**Brief:** Copy each line of the records that contains the word "Normal".

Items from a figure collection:
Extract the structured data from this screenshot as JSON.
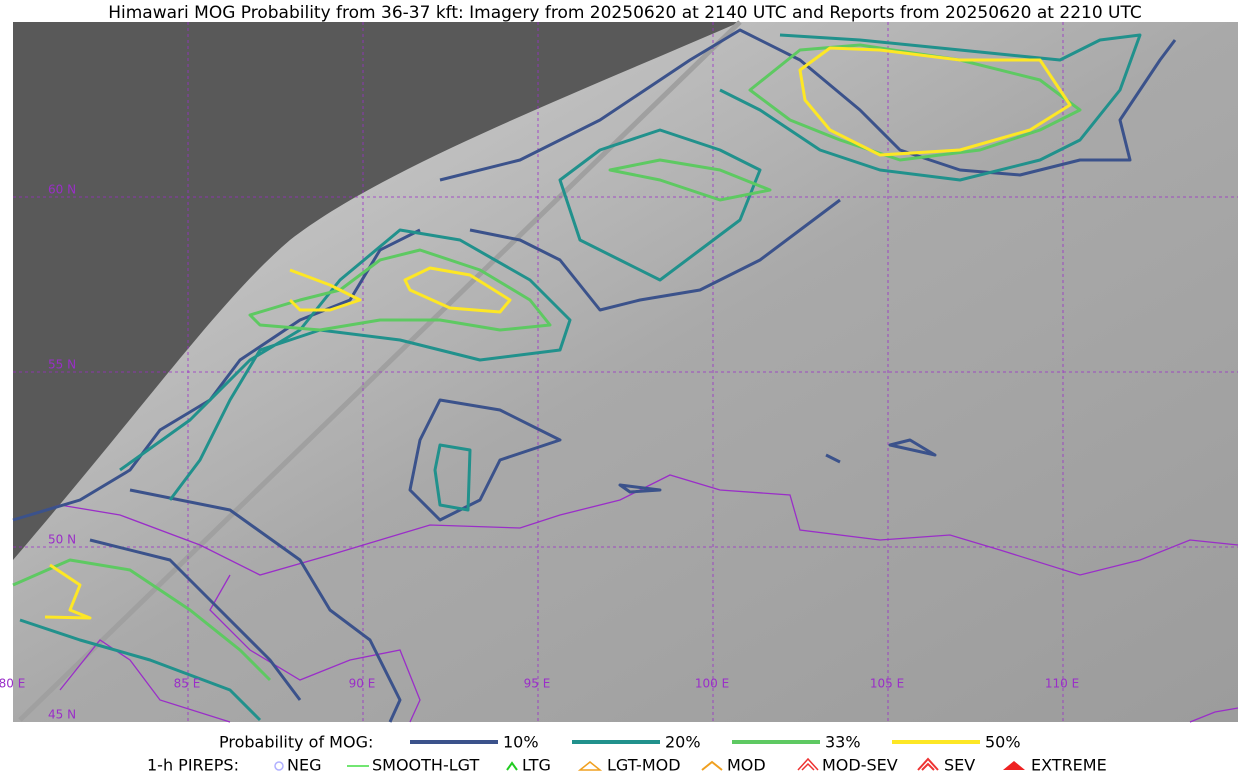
{
  "header": {
    "title": "Himawari MOG Probability from 36-37 kft: Imagery from 20250620 at 2140 UTC and Reports from 20250620 at 2210 UTC"
  },
  "map": {
    "lat_labels": [
      "60 N",
      "55 N",
      "50 N",
      "45 N"
    ],
    "lon_labels": [
      "80 E",
      "85 E",
      "90 E",
      "95 E",
      "100 E",
      "105 E",
      "110 E"
    ]
  },
  "legend": {
    "probability_title": "Probability of MOG:",
    "probability_levels": [
      "10%",
      "20%",
      "33%",
      "50%"
    ],
    "pireps_title": "1-h PIREPS:",
    "pireps": [
      "NEG",
      "SMOOTH-LGT",
      "LTG",
      "LGT-MOD",
      "MOD",
      "MOD-SEV",
      "SEV",
      "EXTREME"
    ]
  }
}
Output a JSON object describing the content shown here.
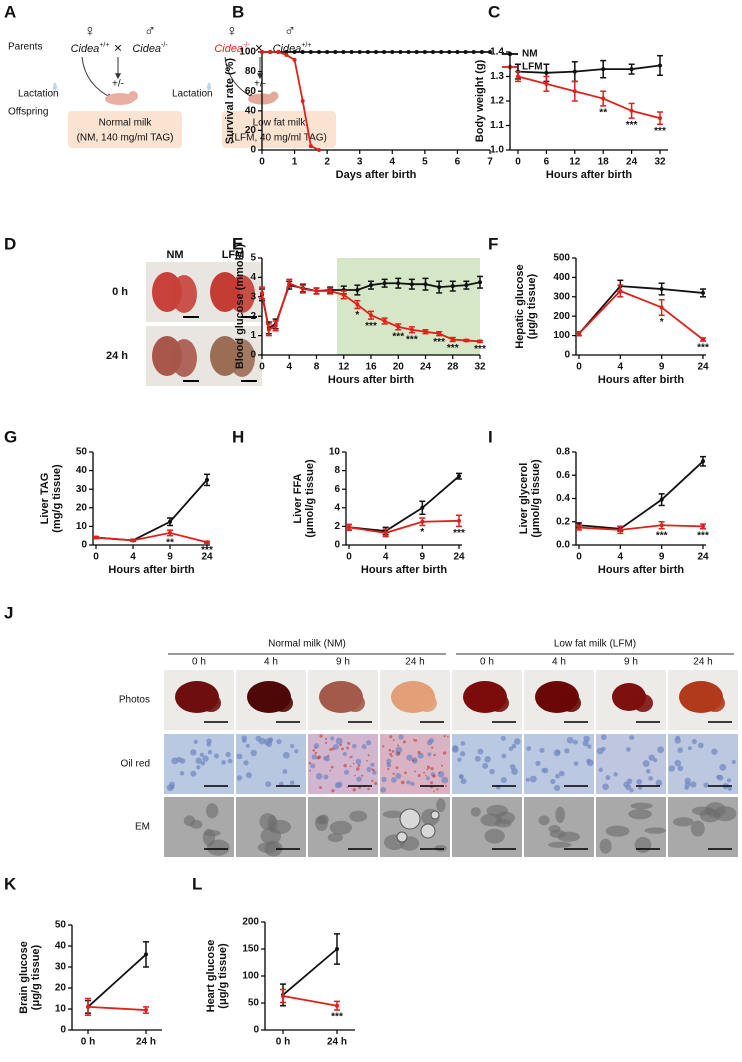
{
  "panel_labels": [
    "A",
    "B",
    "C",
    "D",
    "E",
    "F",
    "G",
    "H",
    "I",
    "J",
    "K",
    "L"
  ],
  "panel_a": {
    "row_labels": [
      "Parents",
      "Lactation",
      "Offspring"
    ],
    "left": {
      "female": "♀",
      "male": "♂",
      "cross": "×",
      "mother": {
        "gene": "Cidea",
        "genotype": "+/+"
      },
      "father": {
        "gene": "Cidea",
        "genotype": "-/-"
      },
      "offspring": "+/-",
      "milk": "Normal milk",
      "milk_detail": "(NM, 140 mg/ml TAG)"
    },
    "right": {
      "female": "♀",
      "male": "♂",
      "cross": "×",
      "mother": {
        "gene": "Cidea",
        "genotype": "-/-"
      },
      "father": {
        "gene": "Cidea",
        "genotype": "+/+"
      },
      "lactation": "Lactation",
      "offspring": "+/-",
      "milk": "Low fat milk",
      "milk_detail": "(LFM, 40 mg/ml TAG)"
    }
  },
  "panel_d": {
    "columns": [
      "NM",
      "LFM"
    ],
    "rows": [
      "0 h",
      "24 h"
    ]
  },
  "panel_j": {
    "groups": [
      {
        "title": "Normal milk (NM)",
        "times": [
          "0 h",
          "4 h",
          "9 h",
          "24 h"
        ]
      },
      {
        "title": "Low fat milk (LFM)",
        "times": [
          "0 h",
          "4 h",
          "9 h",
          "24 h"
        ]
      }
    ],
    "rows": [
      "Photos",
      "Oil red",
      "EM"
    ]
  },
  "chart_data": [
    {
      "type": "line",
      "ylabel": [
        "Survival rate (%)"
      ],
      "xlabel": "Days after birth",
      "x": [
        0,
        0.25,
        0.5,
        0.75,
        1,
        1.25,
        1.5,
        1.75,
        2,
        2.25,
        2.5,
        2.75,
        3,
        3.25,
        3.5,
        3.75,
        4,
        4.25,
        4.5,
        4.75,
        5,
        5.25,
        5.5,
        5.75,
        6,
        6.25,
        6.5,
        6.75,
        7
      ],
      "xlim": [
        0,
        7
      ],
      "xticks": [
        0,
        1,
        2,
        3,
        4,
        5,
        6,
        7
      ],
      "ylim": [
        0,
        100
      ],
      "yticks": [
        0,
        20,
        40,
        60,
        80,
        100
      ],
      "legend": "right",
      "series": [
        {
          "name": "NM",
          "color": "#111111",
          "values": [
            100,
            100,
            100,
            100,
            100,
            100,
            100,
            100,
            100,
            100,
            100,
            100,
            100,
            100,
            100,
            100,
            100,
            100,
            100,
            100,
            100,
            100,
            100,
            100,
            100,
            100,
            100,
            100,
            100
          ]
        },
        {
          "name": "LFM",
          "color": "#e0201b",
          "values": [
            100,
            100,
            100,
            97,
            92,
            50,
            4,
            0,
            null,
            null,
            null,
            null,
            null,
            null,
            null,
            null,
            null,
            null,
            null,
            null,
            null,
            null,
            null,
            null,
            null,
            null,
            null,
            null,
            null
          ]
        }
      ]
    },
    {
      "type": "line",
      "ylabel": [
        "Body weight (g)"
      ],
      "xlabel": "Hours after birth",
      "categories": [
        "0",
        "6",
        "12",
        "18",
        "24",
        "32"
      ],
      "ylim": [
        1,
        1.4
      ],
      "yticks": [
        {
          "value": 1,
          "label": "1.0"
        },
        1.1,
        1.2,
        1.3,
        1.4
      ],
      "series": [
        {
          "name": "NM",
          "color": "#111111",
          "values": [
            1.32,
            1.315,
            1.32,
            1.33,
            1.33,
            1.345
          ],
          "errors": [
            0.03,
            0.035,
            0.04,
            0.035,
            0.02,
            0.04
          ]
        },
        {
          "name": "LFM",
          "color": "#e0201b",
          "values": [
            1.3,
            1.27,
            1.24,
            1.21,
            1.16,
            1.13
          ],
          "errors": [
            0.02,
            0.03,
            0.04,
            0.03,
            0.03,
            0.025
          ]
        }
      ],
      "annotations": [
        {
          "text": "**",
          "x": "18"
        },
        {
          "text": "***",
          "x": "24"
        },
        {
          "text": "***",
          "x": "32"
        }
      ]
    },
    {
      "type": "line",
      "ylabel": [
        "Blood glucose (mmol/L)"
      ],
      "xlabel": "Hours after birth",
      "x": [
        0,
        1,
        2,
        4,
        6,
        8,
        10,
        12,
        14,
        16,
        18,
        20,
        22,
        24,
        26,
        28,
        30,
        32
      ],
      "xlim": [
        0,
        32
      ],
      "xticks": [
        0,
        4,
        8,
        12,
        16,
        20,
        24,
        28,
        32
      ],
      "ylim": [
        0,
        5
      ],
      "yticks": [
        0,
        1,
        2,
        3,
        4,
        5
      ],
      "shade": [
        11,
        32
      ],
      "shade_color": "#d5e7c6",
      "series": [
        {
          "name": "NM",
          "color": "#111111",
          "values": [
            3.1,
            1.4,
            1.6,
            3.6,
            3.45,
            3.3,
            3.35,
            3.35,
            3.35,
            3.6,
            3.7,
            3.7,
            3.65,
            3.65,
            3.5,
            3.55,
            3.6,
            3.75
          ],
          "errors": [
            0.3,
            0.3,
            0.25,
            0.2,
            0.2,
            0.15,
            0.15,
            0.2,
            0.25,
            0.2,
            0.2,
            0.25,
            0.25,
            0.3,
            0.3,
            0.25,
            0.2,
            0.3
          ]
        },
        {
          "name": "LFM",
          "color": "#e0201b",
          "values": [
            3.2,
            1.3,
            1.5,
            3.7,
            3.4,
            3.3,
            3.3,
            3.1,
            2.6,
            2.05,
            1.75,
            1.45,
            1.3,
            1.2,
            1.1,
            0.8,
            0.75,
            0.7
          ],
          "errors": [
            0.3,
            0.3,
            0.25,
            0.2,
            0.2,
            0.15,
            0.15,
            0.2,
            0.2,
            0.2,
            0.15,
            0.15,
            0.15,
            0.1,
            0.1,
            0.1,
            0.05,
            0.05
          ]
        }
      ],
      "annotations": [
        {
          "text": "*",
          "x": 14
        },
        {
          "text": "***",
          "x": 16
        },
        {
          "text": "***",
          "x": 20
        },
        {
          "text": "***",
          "x": 22
        },
        {
          "text": "***",
          "x": 26
        },
        {
          "text": "***",
          "x": 28
        },
        {
          "text": "***",
          "x": 32
        }
      ]
    },
    {
      "type": "line",
      "ylabel": [
        "Hepatic glucose",
        "(μg/g tissue)"
      ],
      "xlabel": "Hours after birth",
      "categories": [
        "0",
        "4",
        "9",
        "24"
      ],
      "ylim": [
        0,
        500
      ],
      "yticks": [
        0,
        100,
        200,
        300,
        400,
        500
      ],
      "series": [
        {
          "name": "NM",
          "color": "#111111",
          "values": [
            110,
            355,
            340,
            320
          ],
          "errors": [
            10,
            30,
            30,
            20
          ]
        },
        {
          "name": "LFM",
          "color": "#e0201b",
          "values": [
            110,
            330,
            245,
            80
          ],
          "errors": [
            10,
            30,
            40,
            8
          ]
        }
      ],
      "annotations": [
        {
          "text": "*",
          "x": "9"
        },
        {
          "text": "***",
          "x": "24"
        }
      ]
    },
    {
      "type": "line",
      "ylabel": [
        "Liver TAG",
        "(mg/g tissue)"
      ],
      "xlabel": "Hours after birth",
      "categories": [
        "0",
        "4",
        "9",
        "24"
      ],
      "ylim": [
        0,
        50
      ],
      "yticks": [
        0,
        10,
        20,
        30,
        40,
        50
      ],
      "series": [
        {
          "name": "NM",
          "color": "#111111",
          "values": [
            4,
            2.5,
            12.5,
            35
          ],
          "errors": [
            0.5,
            0.5,
            2,
            3
          ]
        },
        {
          "name": "LFM",
          "color": "#e0201b",
          "values": [
            4,
            2.5,
            6.5,
            1.5
          ],
          "errors": [
            0.5,
            0.5,
            1.5,
            0.5
          ]
        }
      ],
      "annotations": [
        {
          "text": "**",
          "x": "9"
        },
        {
          "text": "***",
          "x": "24"
        }
      ]
    },
    {
      "type": "line",
      "ylabel": [
        "Liver FFA",
        "(μmol/g tissue)"
      ],
      "xlabel": "Hours after birth",
      "categories": [
        "0",
        "4",
        "9",
        "24"
      ],
      "ylim": [
        0,
        10
      ],
      "yticks": [
        0,
        2,
        4,
        6,
        8,
        10
      ],
      "series": [
        {
          "name": "NM",
          "color": "#111111",
          "values": [
            1.9,
            1.5,
            4,
            7.4
          ],
          "errors": [
            0.3,
            0.4,
            0.7,
            0.3
          ]
        },
        {
          "name": "LFM",
          "color": "#e0201b",
          "values": [
            1.9,
            1.3,
            2.5,
            2.6
          ],
          "errors": [
            0.3,
            0.4,
            0.4,
            0.6
          ]
        }
      ],
      "annotations": [
        {
          "text": "*",
          "x": "9"
        },
        {
          "text": "***",
          "x": "24"
        }
      ]
    },
    {
      "type": "line",
      "ylabel": [
        "Liver glycerol",
        "(μmol/g tissue)"
      ],
      "xlabel": "Hours after birth",
      "categories": [
        "0",
        "4",
        "9",
        "24"
      ],
      "ylim": [
        0,
        0.8
      ],
      "yticks": [
        {
          "value": 0,
          "label": "0.0"
        },
        0.2,
        0.4,
        0.6,
        0.8
      ],
      "series": [
        {
          "name": "NM",
          "color": "#111111",
          "values": [
            0.17,
            0.14,
            0.39,
            0.72
          ],
          "errors": [
            0.02,
            0.02,
            0.05,
            0.04
          ]
        },
        {
          "name": "LFM",
          "color": "#e0201b",
          "values": [
            0.15,
            0.13,
            0.17,
            0.16
          ],
          "errors": [
            0.02,
            0.03,
            0.03,
            0.02
          ]
        }
      ],
      "annotations": [
        {
          "text": "***",
          "x": "9"
        },
        {
          "text": "***",
          "x": "24"
        }
      ]
    },
    {
      "type": "line",
      "ylabel": [
        "Brain glucose",
        "(μg/g tissue)"
      ],
      "categories": [
        "0 h",
        "24 h"
      ],
      "ylim": [
        0,
        50
      ],
      "yticks": [
        0,
        10,
        20,
        30,
        40,
        50
      ],
      "series": [
        {
          "name": "NM",
          "color": "#111111",
          "values": [
            11,
            36
          ],
          "errors": [
            3,
            6
          ]
        },
        {
          "name": "LFM",
          "color": "#e0201b",
          "values": [
            11,
            9.5
          ],
          "errors": [
            4,
            1.5
          ]
        }
      ]
    },
    {
      "type": "line",
      "ylabel": [
        "Heart glucose",
        "(μg/g tissue)"
      ],
      "categories": [
        "0 h",
        "24 h"
      ],
      "ylim": [
        0,
        200
      ],
      "yticks": [
        0,
        50,
        100,
        150,
        200
      ],
      "series": [
        {
          "name": "NM",
          "color": "#111111",
          "values": [
            65,
            150
          ],
          "errors": [
            20,
            28
          ]
        },
        {
          "name": "LFM",
          "color": "#e0201b",
          "values": [
            63,
            45
          ],
          "errors": [
            12,
            8
          ]
        }
      ],
      "annotations": [
        {
          "text": "***",
          "x": "24 h"
        }
      ]
    }
  ]
}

**Problem solution:**
      "milk": "Normal milk",
        "title": "Normal milk (NM)",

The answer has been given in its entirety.